— start INFORMATION SUPPLIED —

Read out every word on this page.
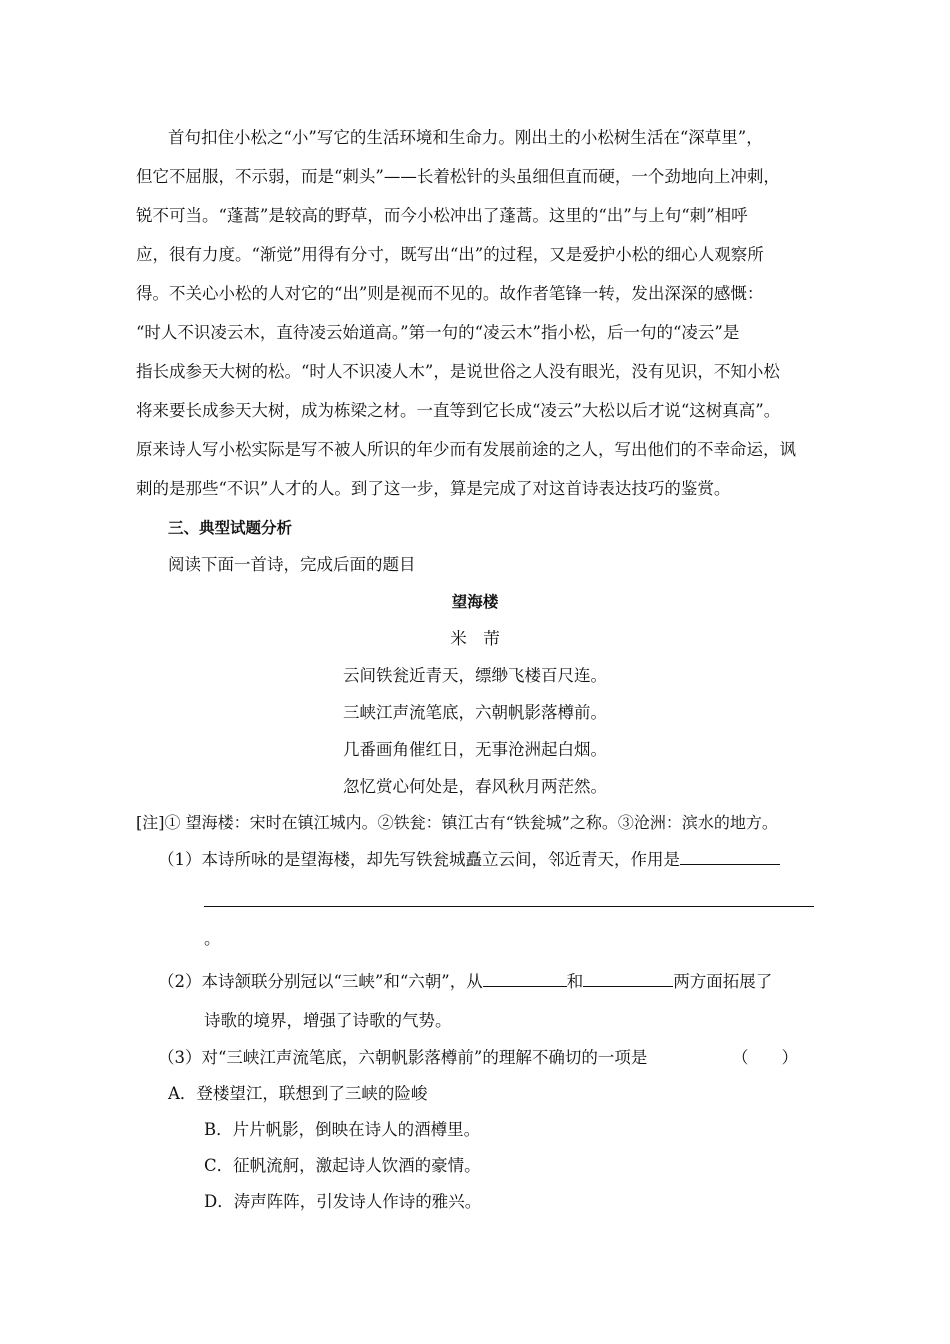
首句扣住小松之“小”写它的生活环境和生命力。刚出土的小松树生活在“深草里”，
但它不屈服，不示弱，而是“刺头”——长着松针的头虽细但直而硬，一个劲地向上冲刺，
锐不可当。“蓬蒿”是较高的野草，而今小松冲出了蓬蒿。这里的“出”与上句“刺”相呼
应，很有力度。“渐觉”用得有分寸，既写出“出”的过程，又是爱护小松的细心人观察所
得。不关心小松的人对它的“出”则是视而不见的。故作者笔锋一转，发出深深的感慨：
“时人不识凌云木，直待凌云始道高。”第一句的“凌云木”指小松，后一句的“凌云”是
指长成参天大树的松。“时人不识凌人木”，是说世俗之人没有眼光，没有见识，不知小松
将来要长成参天大树，成为栋梁之材。一直等到它长成“凌云”大松以后才说“这树真高”。
原来诗人写小松实际是写不被人所识的年少而有发展前途的之人，写出他们的不幸命运，讽
刺的是那些“不识”人才的人。到了这一步，算是完成了对这首诗表达技巧的鉴赏。
三、典型试题分析
阅读下面一首诗，完成后面的题目
望海楼
米　芾
云间铁瓮近青天，缥缈飞楼百尺连。
三峡江声流笔底，六朝帆影落樽前。
几番画角催红日，无事沧洲起白烟。
忽忆赏心何处是，春风秋月两茫然。
[注]① 望海楼：宋时在镇江城内。②铁瓮：镇江古有“铁瓮城”之称。③沧洲：滨水的地方。
（1）本诗所咏的是望海楼，却先写铁瓮城矗立云间，邻近青天，作用是
。
（2）本诗颔联分别冠以“三峡”和“六朝”，从	和	两方面拓展了
诗歌的境界，增强了诗歌的气势。
（3）对“三峡江声流笔底，六朝帆影落樽前”的理解不确切的一项是	（　　）
A．登楼望江，联想到了三峡的险峻
B．片片帆影，倒映在诗人的酒樽里。
C．征帆流舸，激起诗人饮酒的豪情。
D．涛声阵阵，引发诗人作诗的雅兴。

— end INFORMATION SUPPLIED —

- **GIVEN INSTRUCTION**
Take the data above and repeat it exactly, leaving each picture out.

- **ANSWER TO THIS TASK**
Read out every word on this page.
首句扣住小松之“小”写它的生活环境和生命力。刚出土的小松树生活在“深草里”，
但它不屈服，不示弱，而是“刺头”——长着松针的头虽细但直而硬，一个劲地向上冲刺，
锐不可当。“蓬蒿”是较高的野草，而今小松冲出了蓬蒿。这里的“出”与上句“刺”相呼
应，很有力度。“渐觉”用得有分寸，既写出“出”的过程，又是爱护小松的细心人观察所
得。不关心小松的人对它的“出”则是视而不见的。故作者笔锋一转，发出深深的感慨：
“时人不识凌云木，直待凌云始道高。”第一句的“凌云木”指小松，后一句的“凌云”是
指长成参天大树的松。“时人不识凌人木”，是说世俗之人没有眼光，没有见识，不知小松
将来要长成参天大树，成为栋梁之材。一直等到它长成“凌云”大松以后才说“这树真高”。
原来诗人写小松实际是写不被人所识的年少而有发展前途的之人，写出他们的不幸命运，讽
刺的是那些“不识”人才的人。到了这一步，算是完成了对这首诗表达技巧的鉴赏。
三、典型试题分析
阅读下面一首诗，完成后面的题目
望海楼
米　芾
云间铁瓮近青天，缥缈飞楼百尺连。
三峡江声流笔底，六朝帆影落樽前。
几番画角催红日，无事沧洲起白烟。
忽忆赏心何处是，春风秋月两茫然。
[注]① 望海楼：宋时在镇江城内。②铁瓮：镇江古有“铁瓮城”之称。③沧洲：滨水的地方。
（1）本诗所咏的是望海楼，却先写铁瓮城矗立云间，邻近青天，作用是
。
（2）本诗颔联分别冠以“三峡”和“六朝”，从	和	两方面拓展了
诗歌的境界，增强了诗歌的气势。
（3）对“三峡江声流笔底，六朝帆影落樽前”的理解不确切的一项是	（　　）
A．登楼望江，联想到了三峡的险峻
B．片片帆影，倒映在诗人的酒樽里。
C．征帆流舸，激起诗人饮酒的豪情。
D．涛声阵阵，引发诗人作诗的雅兴。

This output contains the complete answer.